::: MATERIAL SUPPLIED
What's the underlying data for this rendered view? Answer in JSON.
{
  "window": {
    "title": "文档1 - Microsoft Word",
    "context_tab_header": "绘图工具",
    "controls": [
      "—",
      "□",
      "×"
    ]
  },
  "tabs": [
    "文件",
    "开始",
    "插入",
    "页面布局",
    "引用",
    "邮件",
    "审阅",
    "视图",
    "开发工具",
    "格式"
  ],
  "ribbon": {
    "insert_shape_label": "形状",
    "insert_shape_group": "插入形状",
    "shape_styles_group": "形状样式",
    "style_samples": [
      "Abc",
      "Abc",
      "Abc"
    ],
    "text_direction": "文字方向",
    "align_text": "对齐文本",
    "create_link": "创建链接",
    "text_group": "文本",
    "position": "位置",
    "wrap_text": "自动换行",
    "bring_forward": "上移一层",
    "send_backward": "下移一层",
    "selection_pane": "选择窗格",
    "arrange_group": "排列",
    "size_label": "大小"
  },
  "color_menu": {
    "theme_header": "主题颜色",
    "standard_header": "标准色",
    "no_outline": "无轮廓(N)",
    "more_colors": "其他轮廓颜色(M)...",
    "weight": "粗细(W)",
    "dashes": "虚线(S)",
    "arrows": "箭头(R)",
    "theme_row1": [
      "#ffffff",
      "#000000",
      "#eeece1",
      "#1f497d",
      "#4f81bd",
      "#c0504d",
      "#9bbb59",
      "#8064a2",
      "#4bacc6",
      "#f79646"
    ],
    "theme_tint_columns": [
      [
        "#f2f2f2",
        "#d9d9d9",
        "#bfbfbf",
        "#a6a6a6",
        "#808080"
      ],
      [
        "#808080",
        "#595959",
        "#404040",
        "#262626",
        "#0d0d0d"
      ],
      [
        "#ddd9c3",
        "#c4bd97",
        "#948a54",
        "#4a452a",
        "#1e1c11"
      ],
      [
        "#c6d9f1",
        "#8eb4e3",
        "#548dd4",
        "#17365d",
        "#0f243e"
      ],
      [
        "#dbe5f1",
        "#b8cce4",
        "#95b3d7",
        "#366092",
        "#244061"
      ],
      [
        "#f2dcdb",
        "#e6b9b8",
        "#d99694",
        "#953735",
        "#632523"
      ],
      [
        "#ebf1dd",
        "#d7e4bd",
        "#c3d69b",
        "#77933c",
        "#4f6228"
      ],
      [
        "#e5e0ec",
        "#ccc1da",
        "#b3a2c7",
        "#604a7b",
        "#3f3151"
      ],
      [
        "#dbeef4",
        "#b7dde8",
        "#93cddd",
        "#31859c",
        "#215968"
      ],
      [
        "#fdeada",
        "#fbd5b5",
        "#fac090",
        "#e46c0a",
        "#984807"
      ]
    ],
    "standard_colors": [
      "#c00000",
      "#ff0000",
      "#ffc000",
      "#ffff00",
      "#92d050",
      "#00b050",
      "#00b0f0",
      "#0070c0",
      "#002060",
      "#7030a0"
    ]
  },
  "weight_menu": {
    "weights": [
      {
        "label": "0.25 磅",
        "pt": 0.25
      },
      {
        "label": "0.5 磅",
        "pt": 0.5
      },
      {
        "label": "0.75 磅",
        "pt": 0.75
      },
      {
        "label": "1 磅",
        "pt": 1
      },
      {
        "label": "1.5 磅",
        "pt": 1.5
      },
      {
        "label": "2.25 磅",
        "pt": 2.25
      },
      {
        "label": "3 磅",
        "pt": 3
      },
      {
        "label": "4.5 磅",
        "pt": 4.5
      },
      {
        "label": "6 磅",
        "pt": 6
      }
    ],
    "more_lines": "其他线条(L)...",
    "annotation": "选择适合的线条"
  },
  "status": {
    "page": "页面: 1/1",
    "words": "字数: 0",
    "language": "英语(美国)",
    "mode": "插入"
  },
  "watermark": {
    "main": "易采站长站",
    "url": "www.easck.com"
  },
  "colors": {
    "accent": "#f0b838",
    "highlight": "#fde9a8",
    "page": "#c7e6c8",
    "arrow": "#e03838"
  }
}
::::::
- INSTRUCTION:
Every record should be given again exactly.

- RESPONSE BELOW:
What's the underlying data for this rendered view? Answer in JSON.
{
  "window": {
    "title": "文档1 - Microsoft Word",
    "context_tab_header": "绘图工具",
    "controls": [
      "—",
      "□",
      "×"
    ]
  },
  "tabs": [
    "文件",
    "开始",
    "插入",
    "页面布局",
    "引用",
    "邮件",
    "审阅",
    "视图",
    "开发工具",
    "格式"
  ],
  "ribbon": {
    "insert_shape_label": "形状",
    "insert_shape_group": "插入形状",
    "shape_styles_group": "形状样式",
    "style_samples": [
      "Abc",
      "Abc",
      "Abc"
    ],
    "text_direction": "文字方向",
    "align_text": "对齐文本",
    "create_link": "创建链接",
    "text_group": "文本",
    "position": "位置",
    "wrap_text": "自动换行",
    "bring_forward": "上移一层",
    "send_backward": "下移一层",
    "selection_pane": "选择窗格",
    "arrange_group": "排列",
    "size_label": "大小"
  },
  "color_menu": {
    "theme_header": "主题颜色",
    "standard_header": "标准色",
    "no_outline": "无轮廓(N)",
    "more_colors": "其他轮廓颜色(M)...",
    "weight": "粗细(W)",
    "dashes": "虚线(S)",
    "arrows": "箭头(R)",
    "theme_row1": [
      "#ffffff",
      "#000000",
      "#eeece1",
      "#1f497d",
      "#4f81bd",
      "#c0504d",
      "#9bbb59",
      "#8064a2",
      "#4bacc6",
      "#f79646"
    ],
    "theme_tint_columns": [
      [
        "#f2f2f2",
        "#d9d9d9",
        "#bfbfbf",
        "#a6a6a6",
        "#808080"
      ],
      [
        "#808080",
        "#595959",
        "#404040",
        "#262626",
        "#0d0d0d"
      ],
      [
        "#ddd9c3",
        "#c4bd97",
        "#948a54",
        "#4a452a",
        "#1e1c11"
      ],
      [
        "#c6d9f1",
        "#8eb4e3",
        "#548dd4",
        "#17365d",
        "#0f243e"
      ],
      [
        "#dbe5f1",
        "#b8cce4",
        "#95b3d7",
        "#366092",
        "#244061"
      ],
      [
        "#f2dcdb",
        "#e6b9b8",
        "#d99694",
        "#953735",
        "#632523"
      ],
      [
        "#ebf1dd",
        "#d7e4bd",
        "#c3d69b",
        "#77933c",
        "#4f6228"
      ],
      [
        "#e5e0ec",
        "#ccc1da",
        "#b3a2c7",
        "#604a7b",
        "#3f3151"
      ],
      [
        "#dbeef4",
        "#b7dde8",
        "#93cddd",
        "#31859c",
        "#215968"
      ],
      [
        "#fdeada",
        "#fbd5b5",
        "#fac090",
        "#e46c0a",
        "#984807"
      ]
    ],
    "standard_colors": [
      "#c00000",
      "#ff0000",
      "#ffc000",
      "#ffff00",
      "#92d050",
      "#00b050",
      "#00b0f0",
      "#0070c0",
      "#002060",
      "#7030a0"
    ]
  },
  "weight_menu": {
    "weights": [
      {
        "label": "0.25 磅",
        "pt": 0.25
      },
      {
        "label": "0.5 磅",
        "pt": 0.5
      },
      {
        "label": "0.75 磅",
        "pt": 0.75
      },
      {
        "label": "1 磅",
        "pt": 1
      },
      {
        "label": "1.5 磅",
        "pt": 1.5
      },
      {
        "label": "2.25 磅",
        "pt": 2.25
      },
      {
        "label": "3 磅",
        "pt": 3
      },
      {
        "label": "4.5 磅",
        "pt": 4.5
      },
      {
        "label": "6 磅",
        "pt": 6
      }
    ],
    "more_lines": "其他线条(L)...",
    "annotation": "选择适合的线条"
  },
  "status": {
    "page": "页面: 1/1",
    "words": "字数: 0",
    "language": "英语(美国)",
    "mode": "插入"
  },
  "watermark": {
    "main": "易采站长站",
    "url": "www.easck.com"
  },
  "colors": {
    "accent": "#f0b838",
    "highlight": "#fde9a8",
    "page": "#c7e6c8",
    "arrow": "#e03838"
  }
}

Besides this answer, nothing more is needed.